## GOAL OF THE EXERCISE
Show the lines of the material that contain the word "Wang".

*** Opening of RECORDS FOR THE EXERCISE ***

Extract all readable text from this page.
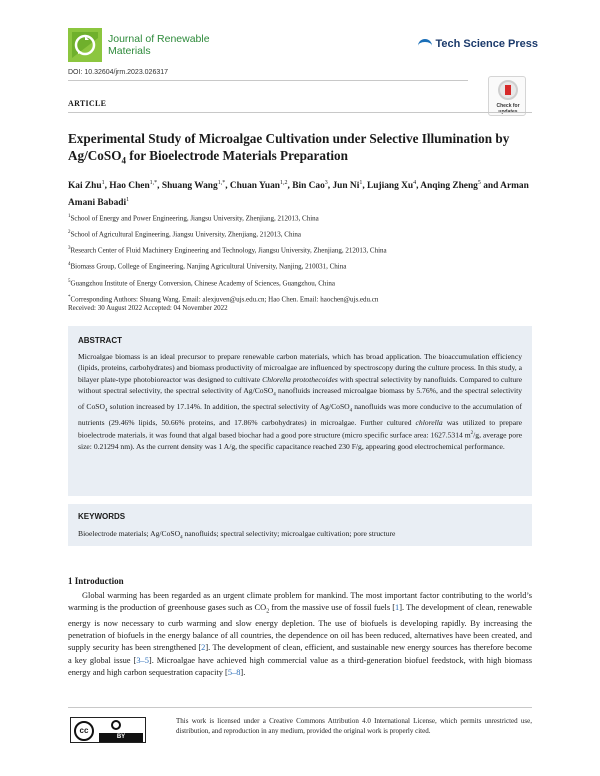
Journal of Renewable
Materials
Tech Science Press
DOI: 10.32604/jrm.2023.026317
Check for
ARTICLE
Experimental Study of Microalgae Cultivation under Selective Illumination by Ag/CoSO$_4$ for Bioelectrode Materials Preparation
Kai Zhu$^1$, Hao Chen$^{1,*}$, Shuang Wang$^{1,*}$, Chuan Yuan$^{1,2}$, Bin Cao$^3$, Jun Ni$^1$, Lujiang Xu$^4$, Anqing Zheng$^5$ and Arman Amani Babadi$^1$
$^1$School of Energy and Power Engineering, Jiangsu University, Zhenjiang, 212013, China
$^2$School of Agricultural Engineering, Jiangsu University, Zhenjiang, 212013, China
$^3$Research Center of Fluid Machinery Engineering and Technology, Jiangsu University, Zhenjiang, 212013, China
$^4$Biomass Group, College of Engineering, Nanjing Agricultural University, Nanjing, 210031, China
$^5$Guangzhou Institute of Energy Conversion, Chinese Academy of Sciences, Guangzhou, China
*Corresponding Authors: Shuang Wang. Email: alexjuven@ujs.edu.cn; Hao Chen. Email: haochen@ujs.edu.cn
Received: 30 August 2022 Accepted: 04 November 2022
ABSTRACT
Microalgae biomass is an ideal precursor to prepare renewable carbon materials, which has broad application. The bioaccumulation efficiency (lipids, proteins, carbohydrates) and biomass productivity of microalgae are influenced by spectroscopy during the culture process. In this study, a bilayer plate-type photobioreactor was designed to cultivate Chlorella protothecoides with spectral selectivity by nanofluids. Compared to culture without spectral selectivity, the spectral selectivity of Ag/CoSO$_4$ nanofluids increased microalgae biomass by 5.76%, and the spectral selectivity of CoSO$_4$ solution increased by 17.14%. In addition, the spectral selectivity of Ag/CoSO$_4$ nanofluids was more conducive to the accumulation of nutrients (29.46% lipids, 50.66% proteins, and 17.86% carbohydrates) in microalgae. Further cultured chlorella was utilized to prepare bioelectrode materials, it was found that algal based biochar had a good pore structure (micro specific surface area: 1627.5314 $m^2/g$, average pore size: 0.21294 nm). As the current density was 1 A/g, the specific capacitance reached 230 F/g, appearing good electrochemical performance.
KEYWORDS
Bioelectrode materials; Ag/CoSO$_4$ nanofluids; spectral selectivity; microalgae cultivation; pore structure
1 Introduction
Global warming has been regarded as an urgent climate problem for mankind. The most important factor contributing to the world’s warming is the production of greenhouse gases such as $CO_2$ from the massive use of fossil fuels [1]. The development of clean, renewable energy is now necessary to curb warming and slow energy depletion. The use of biofuels is developing rapidly. By increasing the penetration of biofuels in the energy balance of all countries, the dependence on oil has been reduced, alternatives have been created, and supply security has been strengthened [2]. The development of clean, efficient, and sustainable new energy sources has therefore become a key global issue [3–5]. Microalgae have achieved high commercial value as a third-generation biofuel feedstock, with high biomass energy and high carbon sequestration capacity [5–8].
cc
BY
This work is licensed under a Creative Commons Attribution 4.0 International License, which permits unrestricted use, distribution, and reproduction in any medium, provided the original work is properly cited.
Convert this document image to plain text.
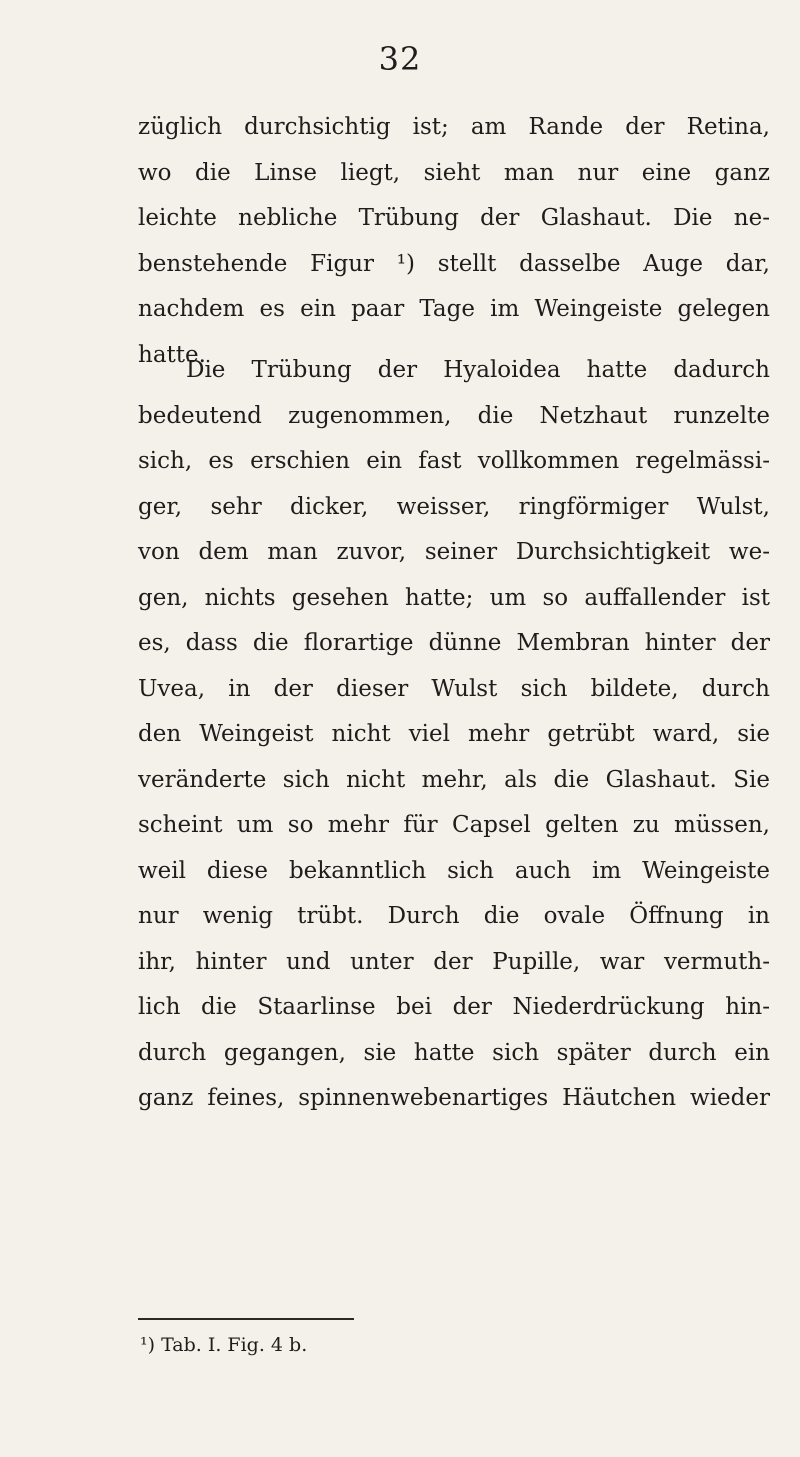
32

züglich durchsichtig ist; am Rande der Retina,
wo die Linse liegt, sieht man nur eine ganz
leichte nebliche Trübung der Glashaut. Die ne-
benstehende Figur ¹) stellt dasselbe Auge dar,
nachdem es ein paar Tage im Weingeiste gelegen
hatte.

Die Trübung der Hyaloidea hatte dadurch
bedeutend zugenommen, die Netzhaut runzelte
sich, es erschien ein fast vollkommen regelmässi-
ger, sehr dicker, weisser, ringförmiger Wulst,
von dem man zuvor, seiner Durchsichtigkeit we-
gen, nichts gesehen hatte; um so auffallender ist
es, dass die florartige dünne Membran hinter der
Uvea, in der dieser Wulst sich bildete, durch
den Weingeist nicht viel mehr getrübt ward, sie
veränderte sich nicht mehr, als die Glashaut. Sie
scheint um so mehr für Capsel gelten zu müssen,
weil diese bekanntlich sich auch im Weingeiste
nur wenig trübt. Durch die ovale Öffnung in
ihr, hinter und unter der Pupille, war vermuth-
lich die Staarlinse bei der Niederdrückung hin-
durch gegangen, sie hatte sich später durch ein
ganz feines, spinnenwebenartiges Häutchen wieder

¹) Tab. I. Fig. 4 b.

*** Close of RECORDS FOR THE EXERCISE ***

## ANSWER TO THIS EXERCISE
Kai Zhu$^1$, Hao Chen$^{1,*}$, Shuang Wang$^{1,*}$, Chuan Yuan$^{1,2}$, Bin Cao$^3$, Jun Ni$^1$, Lujiang Xu$^4$, Anqing Zheng$^5$ and Arman Amani Babadi$^1$
*Corresponding Authors: Shuang Wang. Email: alexjuven@ujs.edu.cn; Hao Chen. Email: haochen@ujs.edu.cn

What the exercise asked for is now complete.